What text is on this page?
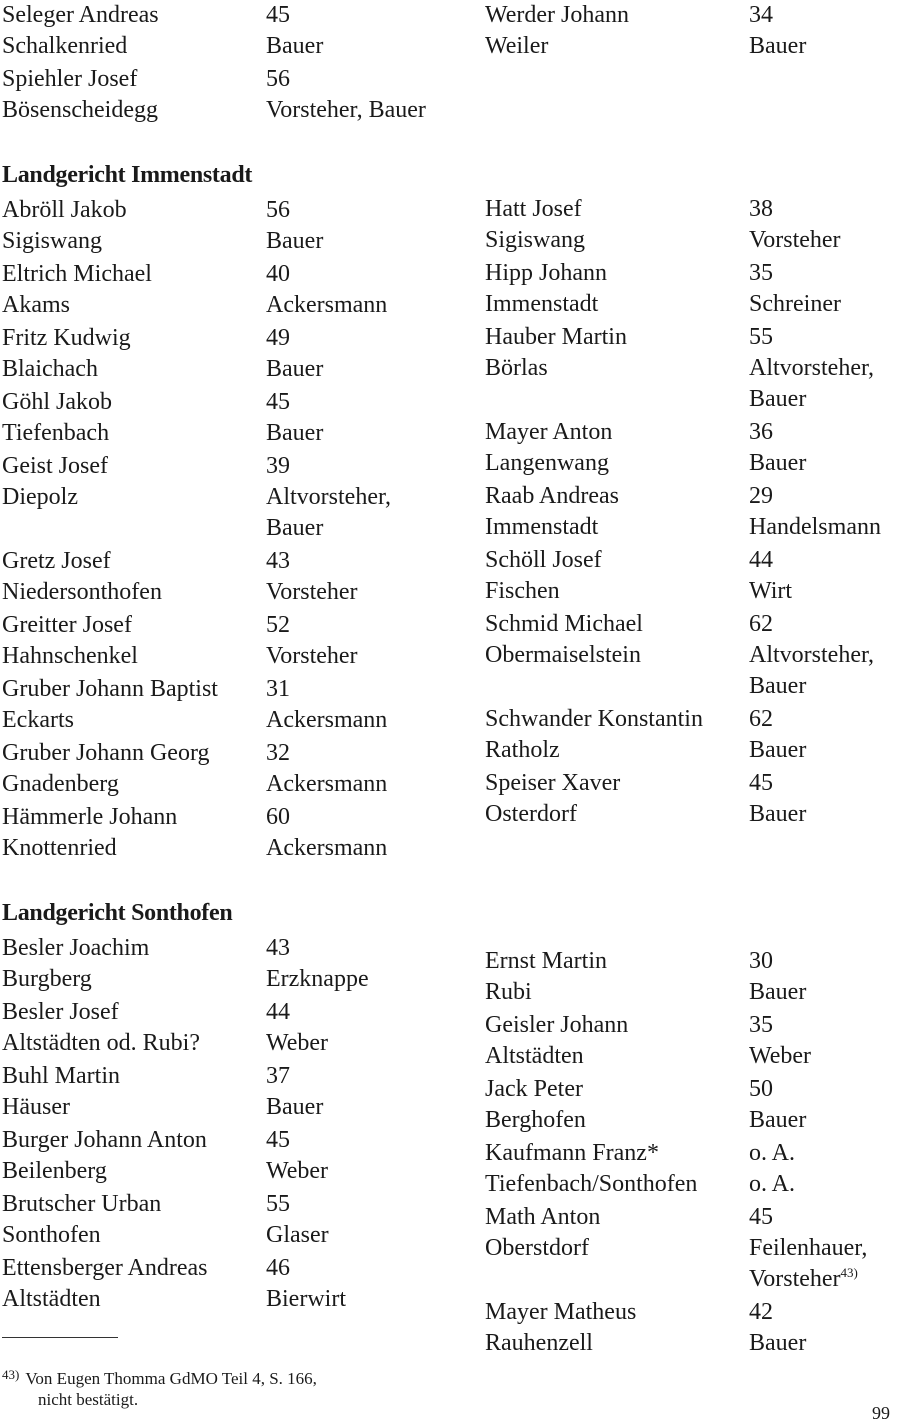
Seleger Andreas	45
Schalkenried	Bauer
Spiehler Josef	56
Bösenscheidegg	Vorsteher, Bauer
Werder Johann	34
Weiler	Bauer
Landgericht Immenstadt
Abröll Jakob	56
Sigiswang	Bauer
Eltrich Michael	40
Akams	Ackersmann
Fritz Kudwig	49
Blaichach	Bauer
Göhl Jakob	45
Tiefenbach	Bauer
Geist Josef	39
Diepolz	Altvorsteher,
Bauer
Gretz Josef	43
Niedersonthofen	Vorsteher
Greitter Josef	52
Hahnschenkel	Vorsteher
Gruber Johann Baptist	31
Eckarts	Ackersmann
Gruber Johann Georg	32
Gnadenberg	Ackersmann
Hämmerle Johann	60
Knottenried	Ackersmann
Hatt Josef	38
Sigiswang	Vorsteher
Hipp Johann	35
Immenstadt	Schreiner
Hauber Martin	55
Börlas	Altvorsteher,
Bauer
Mayer Anton	36
Langenwang	Bauer
Raab Andreas	29
Immenstadt	Handelsmann
Schöll Josef	44
Fischen	Wirt
Schmid Michael	62
Obermaiselstein	Altvorsteher,
Bauer
Schwander Konstantin	62
Ratholz	Bauer
Speiser Xaver	45
Osterdorf	Bauer
Landgericht Sonthofen
Besler Joachim	43
Burgberg	Erzknappe
Besler Josef	44
Altstädten od. Rubi?	Weber
Buhl Martin	37
Häuser	Bauer
Burger Johann Anton	45
Beilenberg	Weber
Brutscher Urban	55
Sonthofen	Glaser
Ettensberger Andreas	46
Altstädten	Bierwirt
Ernst Martin	30
Rubi	Bauer
Geisler Johann	35
Altstädten	Weber
Jack Peter	50
Berghofen	Bauer
Kaufmann Franz*	o. A.
Tiefenbach/Sonthofen	o. A.
Math Anton	45
Oberstdorf	Feilenhauer,
Vorsteher$^{43)}$
Mayer Matheus	42
Rauhenzell	Bauer
$^{43)}$ Von Eugen Thomma GdMO Teil 4, S. 166,
nicht bestätigt.
99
════════════════
> [DIRECTIONS FOR THIS TASK] Look for "Tiefenbach" and pull out every line that has it.

> [THE REPLY]
Tiefenbach	Bauer
Tiefenbach/Sonthofen	o. A.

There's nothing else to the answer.